Segment Start: STUDY TEXT

≡ Menu

Desktop Sharing with Unyte

I had a need yesterday to use a desktop sharing application for a presentation.  We were giving an iotum presentation to a group in Toronto, and couldn't be there in person. My situation is compounded by Windows Vista  and Microsoft's OneCare Live for firewall and security.  Java applications, in particular, are difficult to install in this environment. I turned to Jim Courtney for some advice, since Jim's been using these systems for ever. 

We had no joy with Yugma, which Jim — a real fan — suggested first.  We were able to share sessions when he started them, but I was never able to successfully install the console software on my PC to be able to start them myself.  The Skype Extra's manager gave a server error whenever I tried. Jim's on Windows XP.  I am not.

Segment End: STUDY TEXT
Segment Start: DATA EXCERPTS

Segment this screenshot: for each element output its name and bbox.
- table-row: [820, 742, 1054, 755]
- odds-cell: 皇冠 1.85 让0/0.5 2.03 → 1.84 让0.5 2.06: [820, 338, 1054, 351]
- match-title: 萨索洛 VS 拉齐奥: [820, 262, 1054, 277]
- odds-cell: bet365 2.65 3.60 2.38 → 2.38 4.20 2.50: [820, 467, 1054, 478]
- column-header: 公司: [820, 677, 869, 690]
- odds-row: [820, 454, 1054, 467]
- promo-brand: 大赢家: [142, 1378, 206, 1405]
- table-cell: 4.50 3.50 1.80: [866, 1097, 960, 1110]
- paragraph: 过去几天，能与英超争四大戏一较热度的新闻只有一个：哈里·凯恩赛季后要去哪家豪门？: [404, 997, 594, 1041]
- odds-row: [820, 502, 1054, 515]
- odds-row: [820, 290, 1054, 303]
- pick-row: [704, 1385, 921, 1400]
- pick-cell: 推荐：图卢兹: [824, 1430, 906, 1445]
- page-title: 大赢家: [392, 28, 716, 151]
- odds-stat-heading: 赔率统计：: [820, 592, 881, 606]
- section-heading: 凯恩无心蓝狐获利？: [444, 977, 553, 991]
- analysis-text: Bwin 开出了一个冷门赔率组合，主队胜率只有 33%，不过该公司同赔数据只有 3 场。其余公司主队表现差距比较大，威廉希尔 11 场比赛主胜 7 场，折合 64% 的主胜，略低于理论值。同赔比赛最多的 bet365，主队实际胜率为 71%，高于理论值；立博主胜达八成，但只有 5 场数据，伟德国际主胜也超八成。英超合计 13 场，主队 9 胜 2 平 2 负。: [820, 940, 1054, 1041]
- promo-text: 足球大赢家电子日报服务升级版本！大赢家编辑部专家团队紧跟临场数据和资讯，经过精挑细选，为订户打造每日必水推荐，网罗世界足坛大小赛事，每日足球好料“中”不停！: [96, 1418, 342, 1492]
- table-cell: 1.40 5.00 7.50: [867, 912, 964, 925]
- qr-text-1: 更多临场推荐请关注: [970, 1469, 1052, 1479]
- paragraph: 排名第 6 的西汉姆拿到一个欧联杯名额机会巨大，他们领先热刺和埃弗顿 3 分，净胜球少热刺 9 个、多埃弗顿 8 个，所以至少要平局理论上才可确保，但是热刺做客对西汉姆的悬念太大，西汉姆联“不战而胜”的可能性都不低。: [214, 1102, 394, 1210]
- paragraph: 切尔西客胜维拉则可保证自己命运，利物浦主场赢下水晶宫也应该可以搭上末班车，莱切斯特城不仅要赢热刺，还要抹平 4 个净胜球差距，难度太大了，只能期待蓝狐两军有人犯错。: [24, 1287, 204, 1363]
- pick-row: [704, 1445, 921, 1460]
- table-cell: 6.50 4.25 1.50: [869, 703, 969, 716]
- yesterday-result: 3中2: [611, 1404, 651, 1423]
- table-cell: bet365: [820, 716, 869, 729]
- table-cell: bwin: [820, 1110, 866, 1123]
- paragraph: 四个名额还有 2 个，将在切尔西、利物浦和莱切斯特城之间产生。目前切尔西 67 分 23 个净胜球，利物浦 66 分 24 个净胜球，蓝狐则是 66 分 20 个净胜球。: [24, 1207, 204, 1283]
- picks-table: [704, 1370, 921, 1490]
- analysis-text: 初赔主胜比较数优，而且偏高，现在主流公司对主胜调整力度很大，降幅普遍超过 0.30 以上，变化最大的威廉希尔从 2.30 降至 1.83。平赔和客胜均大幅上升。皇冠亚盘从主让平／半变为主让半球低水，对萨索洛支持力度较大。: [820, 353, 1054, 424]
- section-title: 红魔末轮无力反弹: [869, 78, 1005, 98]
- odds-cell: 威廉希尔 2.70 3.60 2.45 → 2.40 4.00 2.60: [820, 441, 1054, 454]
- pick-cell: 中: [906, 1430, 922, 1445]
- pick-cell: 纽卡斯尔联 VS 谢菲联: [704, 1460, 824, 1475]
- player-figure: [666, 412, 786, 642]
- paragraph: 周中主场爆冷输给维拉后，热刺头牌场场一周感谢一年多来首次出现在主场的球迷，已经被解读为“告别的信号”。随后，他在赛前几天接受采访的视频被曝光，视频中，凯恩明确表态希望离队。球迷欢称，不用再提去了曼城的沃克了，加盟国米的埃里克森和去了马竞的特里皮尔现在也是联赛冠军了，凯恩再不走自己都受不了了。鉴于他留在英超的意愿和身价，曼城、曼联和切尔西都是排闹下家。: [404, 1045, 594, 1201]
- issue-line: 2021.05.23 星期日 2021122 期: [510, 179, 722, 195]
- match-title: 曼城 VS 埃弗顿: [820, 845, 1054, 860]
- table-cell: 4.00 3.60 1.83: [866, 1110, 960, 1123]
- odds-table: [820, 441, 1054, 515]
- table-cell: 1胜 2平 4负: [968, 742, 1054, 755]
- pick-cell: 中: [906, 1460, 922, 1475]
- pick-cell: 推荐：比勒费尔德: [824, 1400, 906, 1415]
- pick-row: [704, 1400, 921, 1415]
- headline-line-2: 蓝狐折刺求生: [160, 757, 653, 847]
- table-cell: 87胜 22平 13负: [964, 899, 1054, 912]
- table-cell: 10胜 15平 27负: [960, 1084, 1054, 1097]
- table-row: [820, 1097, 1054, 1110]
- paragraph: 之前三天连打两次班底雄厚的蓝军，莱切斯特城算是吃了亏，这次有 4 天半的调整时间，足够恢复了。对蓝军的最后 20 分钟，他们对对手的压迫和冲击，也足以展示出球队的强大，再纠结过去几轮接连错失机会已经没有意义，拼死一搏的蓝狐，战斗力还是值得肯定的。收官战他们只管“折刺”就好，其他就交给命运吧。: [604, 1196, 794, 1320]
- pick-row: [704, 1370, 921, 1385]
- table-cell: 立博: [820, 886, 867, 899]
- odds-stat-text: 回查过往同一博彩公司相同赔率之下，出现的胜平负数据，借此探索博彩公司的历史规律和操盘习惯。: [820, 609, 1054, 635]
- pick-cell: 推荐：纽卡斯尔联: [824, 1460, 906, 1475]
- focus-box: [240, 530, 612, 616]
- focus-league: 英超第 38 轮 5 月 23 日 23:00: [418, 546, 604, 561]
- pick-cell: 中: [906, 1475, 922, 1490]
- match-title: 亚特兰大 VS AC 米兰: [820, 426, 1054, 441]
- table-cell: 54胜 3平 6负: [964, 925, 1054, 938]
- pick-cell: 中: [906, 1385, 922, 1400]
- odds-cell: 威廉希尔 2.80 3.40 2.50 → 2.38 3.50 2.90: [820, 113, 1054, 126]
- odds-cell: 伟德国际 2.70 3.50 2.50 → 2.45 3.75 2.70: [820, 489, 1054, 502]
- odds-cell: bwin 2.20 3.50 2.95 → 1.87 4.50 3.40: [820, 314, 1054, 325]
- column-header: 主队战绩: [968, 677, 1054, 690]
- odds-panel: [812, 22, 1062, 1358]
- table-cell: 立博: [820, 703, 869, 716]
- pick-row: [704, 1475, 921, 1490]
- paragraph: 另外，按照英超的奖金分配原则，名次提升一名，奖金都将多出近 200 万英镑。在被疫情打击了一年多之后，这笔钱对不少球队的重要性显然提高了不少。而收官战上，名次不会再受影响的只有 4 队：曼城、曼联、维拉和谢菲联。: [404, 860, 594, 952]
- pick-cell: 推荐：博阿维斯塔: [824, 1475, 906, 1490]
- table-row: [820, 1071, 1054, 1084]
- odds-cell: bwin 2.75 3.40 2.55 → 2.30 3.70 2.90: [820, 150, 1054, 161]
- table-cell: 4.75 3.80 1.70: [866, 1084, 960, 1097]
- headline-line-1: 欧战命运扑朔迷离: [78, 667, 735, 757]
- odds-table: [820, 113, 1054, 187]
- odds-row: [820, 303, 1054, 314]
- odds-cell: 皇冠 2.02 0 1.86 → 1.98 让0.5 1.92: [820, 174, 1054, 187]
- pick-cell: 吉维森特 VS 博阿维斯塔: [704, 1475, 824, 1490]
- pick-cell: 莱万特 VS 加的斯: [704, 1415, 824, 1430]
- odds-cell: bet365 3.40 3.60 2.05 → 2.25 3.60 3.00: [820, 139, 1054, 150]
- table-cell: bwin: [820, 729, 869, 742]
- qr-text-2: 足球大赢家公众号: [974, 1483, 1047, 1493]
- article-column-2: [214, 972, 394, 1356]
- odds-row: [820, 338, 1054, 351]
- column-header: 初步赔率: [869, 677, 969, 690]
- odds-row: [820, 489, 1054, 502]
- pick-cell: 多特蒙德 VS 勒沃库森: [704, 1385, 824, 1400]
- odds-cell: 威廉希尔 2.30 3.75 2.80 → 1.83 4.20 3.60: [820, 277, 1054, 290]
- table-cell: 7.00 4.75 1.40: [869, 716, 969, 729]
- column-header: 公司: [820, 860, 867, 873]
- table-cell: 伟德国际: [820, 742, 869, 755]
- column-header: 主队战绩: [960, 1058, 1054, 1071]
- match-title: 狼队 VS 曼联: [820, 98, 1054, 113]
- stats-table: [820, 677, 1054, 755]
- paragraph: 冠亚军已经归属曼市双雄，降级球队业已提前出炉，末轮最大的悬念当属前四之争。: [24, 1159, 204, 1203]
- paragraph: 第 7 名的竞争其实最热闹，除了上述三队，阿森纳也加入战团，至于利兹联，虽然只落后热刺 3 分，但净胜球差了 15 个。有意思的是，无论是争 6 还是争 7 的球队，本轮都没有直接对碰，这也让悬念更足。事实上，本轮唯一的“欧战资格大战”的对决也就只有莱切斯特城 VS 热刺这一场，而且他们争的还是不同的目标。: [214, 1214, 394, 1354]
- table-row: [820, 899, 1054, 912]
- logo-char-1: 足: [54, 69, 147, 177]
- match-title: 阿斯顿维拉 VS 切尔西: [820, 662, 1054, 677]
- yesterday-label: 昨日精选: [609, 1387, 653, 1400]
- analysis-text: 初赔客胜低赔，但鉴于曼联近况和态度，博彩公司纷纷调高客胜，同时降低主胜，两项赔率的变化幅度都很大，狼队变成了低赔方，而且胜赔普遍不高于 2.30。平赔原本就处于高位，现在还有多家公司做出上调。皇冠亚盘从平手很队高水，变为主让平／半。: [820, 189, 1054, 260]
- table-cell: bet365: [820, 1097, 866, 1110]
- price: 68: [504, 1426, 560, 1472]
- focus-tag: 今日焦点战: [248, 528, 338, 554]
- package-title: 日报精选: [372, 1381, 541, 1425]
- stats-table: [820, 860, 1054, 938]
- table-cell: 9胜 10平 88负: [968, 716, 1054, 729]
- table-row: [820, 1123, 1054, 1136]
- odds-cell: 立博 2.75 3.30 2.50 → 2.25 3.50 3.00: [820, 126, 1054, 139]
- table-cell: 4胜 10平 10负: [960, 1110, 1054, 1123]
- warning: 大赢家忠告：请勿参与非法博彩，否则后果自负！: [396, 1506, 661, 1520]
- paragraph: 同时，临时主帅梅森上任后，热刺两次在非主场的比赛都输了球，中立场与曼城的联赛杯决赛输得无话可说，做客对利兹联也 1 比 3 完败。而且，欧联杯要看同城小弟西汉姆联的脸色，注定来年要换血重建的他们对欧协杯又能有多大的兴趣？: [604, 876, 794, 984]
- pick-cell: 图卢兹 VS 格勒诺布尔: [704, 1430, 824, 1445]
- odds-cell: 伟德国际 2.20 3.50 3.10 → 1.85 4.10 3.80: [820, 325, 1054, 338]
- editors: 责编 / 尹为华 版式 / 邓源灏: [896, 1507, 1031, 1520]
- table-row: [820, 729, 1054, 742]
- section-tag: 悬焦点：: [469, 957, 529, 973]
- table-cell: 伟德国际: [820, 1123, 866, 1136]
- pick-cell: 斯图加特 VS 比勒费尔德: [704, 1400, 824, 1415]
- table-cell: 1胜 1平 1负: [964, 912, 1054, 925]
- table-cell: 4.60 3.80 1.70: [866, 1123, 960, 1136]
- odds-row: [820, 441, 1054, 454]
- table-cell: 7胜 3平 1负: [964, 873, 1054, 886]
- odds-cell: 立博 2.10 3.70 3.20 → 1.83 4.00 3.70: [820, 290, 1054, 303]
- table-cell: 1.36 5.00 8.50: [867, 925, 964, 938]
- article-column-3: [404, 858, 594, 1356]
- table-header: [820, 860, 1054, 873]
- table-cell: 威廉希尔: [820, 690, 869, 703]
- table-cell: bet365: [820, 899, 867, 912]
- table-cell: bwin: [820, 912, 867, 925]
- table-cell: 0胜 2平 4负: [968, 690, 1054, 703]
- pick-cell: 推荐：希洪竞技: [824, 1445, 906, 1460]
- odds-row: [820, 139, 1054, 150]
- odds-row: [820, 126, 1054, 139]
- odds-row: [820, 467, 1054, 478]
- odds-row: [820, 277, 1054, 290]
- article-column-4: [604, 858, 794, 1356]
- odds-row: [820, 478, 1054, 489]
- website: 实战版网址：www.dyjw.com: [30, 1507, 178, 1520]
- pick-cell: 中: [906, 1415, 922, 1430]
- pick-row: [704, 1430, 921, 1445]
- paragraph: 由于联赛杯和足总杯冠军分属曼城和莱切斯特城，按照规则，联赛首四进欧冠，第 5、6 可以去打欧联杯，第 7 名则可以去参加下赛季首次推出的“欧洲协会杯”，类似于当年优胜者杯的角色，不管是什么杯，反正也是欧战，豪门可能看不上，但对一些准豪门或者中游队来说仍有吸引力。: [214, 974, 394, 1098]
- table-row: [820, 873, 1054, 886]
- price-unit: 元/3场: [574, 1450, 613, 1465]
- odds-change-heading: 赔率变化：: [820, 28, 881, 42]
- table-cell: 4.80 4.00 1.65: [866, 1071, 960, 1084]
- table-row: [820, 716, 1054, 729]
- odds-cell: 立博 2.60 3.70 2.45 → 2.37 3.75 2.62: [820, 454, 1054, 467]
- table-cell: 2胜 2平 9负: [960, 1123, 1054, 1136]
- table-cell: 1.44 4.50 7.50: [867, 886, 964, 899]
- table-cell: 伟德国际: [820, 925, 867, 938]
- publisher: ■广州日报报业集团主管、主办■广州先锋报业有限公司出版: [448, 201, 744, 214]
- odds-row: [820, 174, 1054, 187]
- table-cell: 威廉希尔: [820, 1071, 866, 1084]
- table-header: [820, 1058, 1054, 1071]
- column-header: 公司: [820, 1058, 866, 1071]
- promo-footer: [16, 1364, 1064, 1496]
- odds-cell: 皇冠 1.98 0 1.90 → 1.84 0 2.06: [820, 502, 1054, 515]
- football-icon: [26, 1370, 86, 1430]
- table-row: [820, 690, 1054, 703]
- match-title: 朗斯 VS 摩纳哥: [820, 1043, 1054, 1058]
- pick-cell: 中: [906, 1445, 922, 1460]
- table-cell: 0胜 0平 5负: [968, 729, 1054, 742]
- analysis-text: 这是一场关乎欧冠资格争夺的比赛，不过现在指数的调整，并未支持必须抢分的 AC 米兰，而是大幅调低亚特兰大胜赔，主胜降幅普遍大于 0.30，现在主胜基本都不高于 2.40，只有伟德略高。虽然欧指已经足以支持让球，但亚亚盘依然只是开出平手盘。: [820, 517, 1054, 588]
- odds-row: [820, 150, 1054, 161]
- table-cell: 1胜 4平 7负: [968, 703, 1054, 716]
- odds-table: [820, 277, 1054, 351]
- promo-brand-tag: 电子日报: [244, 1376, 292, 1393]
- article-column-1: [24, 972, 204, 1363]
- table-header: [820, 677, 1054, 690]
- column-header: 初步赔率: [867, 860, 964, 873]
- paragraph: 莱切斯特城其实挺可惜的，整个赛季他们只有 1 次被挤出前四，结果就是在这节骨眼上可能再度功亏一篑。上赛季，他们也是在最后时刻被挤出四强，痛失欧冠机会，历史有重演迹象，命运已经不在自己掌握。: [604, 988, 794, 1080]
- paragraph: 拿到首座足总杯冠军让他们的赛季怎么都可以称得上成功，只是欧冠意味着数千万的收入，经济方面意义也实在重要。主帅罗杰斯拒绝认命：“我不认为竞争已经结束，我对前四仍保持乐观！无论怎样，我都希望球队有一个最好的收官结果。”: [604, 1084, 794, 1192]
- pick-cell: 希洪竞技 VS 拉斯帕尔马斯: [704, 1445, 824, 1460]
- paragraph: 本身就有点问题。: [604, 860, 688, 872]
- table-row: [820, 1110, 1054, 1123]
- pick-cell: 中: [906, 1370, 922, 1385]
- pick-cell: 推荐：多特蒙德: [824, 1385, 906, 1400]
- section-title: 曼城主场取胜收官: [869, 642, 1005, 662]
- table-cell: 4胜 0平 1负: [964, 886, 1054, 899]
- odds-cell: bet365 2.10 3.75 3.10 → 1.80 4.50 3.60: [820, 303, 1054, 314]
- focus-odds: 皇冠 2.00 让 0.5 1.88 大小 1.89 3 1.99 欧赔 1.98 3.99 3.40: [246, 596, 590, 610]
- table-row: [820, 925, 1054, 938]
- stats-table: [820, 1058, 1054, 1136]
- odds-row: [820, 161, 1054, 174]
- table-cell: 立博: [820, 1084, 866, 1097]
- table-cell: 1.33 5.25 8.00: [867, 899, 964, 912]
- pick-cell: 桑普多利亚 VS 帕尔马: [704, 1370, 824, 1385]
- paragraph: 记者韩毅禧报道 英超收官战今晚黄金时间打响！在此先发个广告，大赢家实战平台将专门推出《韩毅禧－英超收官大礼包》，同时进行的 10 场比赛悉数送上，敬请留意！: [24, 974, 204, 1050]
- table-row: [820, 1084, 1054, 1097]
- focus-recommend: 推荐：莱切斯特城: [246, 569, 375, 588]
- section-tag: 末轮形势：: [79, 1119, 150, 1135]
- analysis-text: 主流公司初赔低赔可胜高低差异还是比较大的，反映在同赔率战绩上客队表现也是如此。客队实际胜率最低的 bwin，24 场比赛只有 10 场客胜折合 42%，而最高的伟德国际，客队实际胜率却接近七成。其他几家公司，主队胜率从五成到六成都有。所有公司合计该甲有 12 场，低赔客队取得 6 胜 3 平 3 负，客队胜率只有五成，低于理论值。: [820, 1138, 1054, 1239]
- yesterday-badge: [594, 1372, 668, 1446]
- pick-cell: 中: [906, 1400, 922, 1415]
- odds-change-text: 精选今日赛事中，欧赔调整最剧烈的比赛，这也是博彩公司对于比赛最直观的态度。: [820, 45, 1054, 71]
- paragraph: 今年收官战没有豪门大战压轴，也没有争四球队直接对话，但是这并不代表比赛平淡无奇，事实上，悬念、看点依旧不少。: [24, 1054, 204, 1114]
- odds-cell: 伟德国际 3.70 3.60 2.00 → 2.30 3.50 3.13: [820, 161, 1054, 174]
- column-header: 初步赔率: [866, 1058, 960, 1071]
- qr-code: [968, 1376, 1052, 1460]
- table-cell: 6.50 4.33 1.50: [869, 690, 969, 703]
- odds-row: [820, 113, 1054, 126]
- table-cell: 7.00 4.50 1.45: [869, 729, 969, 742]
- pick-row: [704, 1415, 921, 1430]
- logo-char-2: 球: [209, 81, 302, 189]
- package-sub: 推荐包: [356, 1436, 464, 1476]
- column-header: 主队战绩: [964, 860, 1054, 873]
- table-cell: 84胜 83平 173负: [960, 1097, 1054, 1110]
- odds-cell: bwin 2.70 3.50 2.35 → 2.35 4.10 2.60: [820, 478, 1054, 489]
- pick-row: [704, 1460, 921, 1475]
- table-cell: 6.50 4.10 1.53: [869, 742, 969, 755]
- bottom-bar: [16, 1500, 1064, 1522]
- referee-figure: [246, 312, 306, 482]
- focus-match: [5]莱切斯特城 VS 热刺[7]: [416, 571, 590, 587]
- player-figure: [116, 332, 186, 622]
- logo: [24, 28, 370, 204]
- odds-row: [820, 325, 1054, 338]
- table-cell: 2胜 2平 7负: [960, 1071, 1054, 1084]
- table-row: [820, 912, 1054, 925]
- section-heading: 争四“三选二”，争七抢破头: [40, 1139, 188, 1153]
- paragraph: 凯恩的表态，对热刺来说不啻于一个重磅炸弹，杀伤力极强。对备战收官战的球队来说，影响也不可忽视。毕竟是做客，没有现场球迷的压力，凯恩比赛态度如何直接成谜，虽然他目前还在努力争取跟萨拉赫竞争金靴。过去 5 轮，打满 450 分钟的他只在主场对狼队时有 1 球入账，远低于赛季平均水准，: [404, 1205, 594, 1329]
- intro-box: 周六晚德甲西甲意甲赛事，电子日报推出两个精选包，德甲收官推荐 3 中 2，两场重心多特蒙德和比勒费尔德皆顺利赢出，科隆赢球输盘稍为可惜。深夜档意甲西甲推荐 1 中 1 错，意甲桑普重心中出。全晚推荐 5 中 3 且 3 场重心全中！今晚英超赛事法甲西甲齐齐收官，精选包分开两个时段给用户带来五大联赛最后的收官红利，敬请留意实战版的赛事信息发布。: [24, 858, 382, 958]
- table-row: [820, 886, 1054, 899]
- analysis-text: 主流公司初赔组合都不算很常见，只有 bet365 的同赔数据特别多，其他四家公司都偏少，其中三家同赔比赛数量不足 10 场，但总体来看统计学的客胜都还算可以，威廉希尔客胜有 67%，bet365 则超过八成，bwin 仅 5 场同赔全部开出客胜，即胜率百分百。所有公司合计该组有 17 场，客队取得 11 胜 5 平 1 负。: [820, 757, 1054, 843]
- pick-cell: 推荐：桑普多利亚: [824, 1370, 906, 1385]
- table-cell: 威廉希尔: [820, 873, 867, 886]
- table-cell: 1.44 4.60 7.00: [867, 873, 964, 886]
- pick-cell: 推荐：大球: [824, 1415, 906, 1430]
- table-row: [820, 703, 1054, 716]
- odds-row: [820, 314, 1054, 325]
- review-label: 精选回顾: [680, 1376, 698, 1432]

Segment End: DATA EXCERPTS

-- TASK --
Decide whether each statement agrees with the post on desktop sharing. Answer yes or no for each, quoting the words of the post that decide it.
1. The writer was able to attend the Toronto presentation in person.
2. Yugma was the first application Jim suggested.
3. The writer's computer runs Windows XP.
Answer from the text alone, not from the records.

-- EXERCISE RESULT --
1. No: "couldn't be there in person."
2. Yes: "We had no joy with Yugma, which Jim — a real fan — suggested first."
3. No: "My situation is compounded by Windows Vista"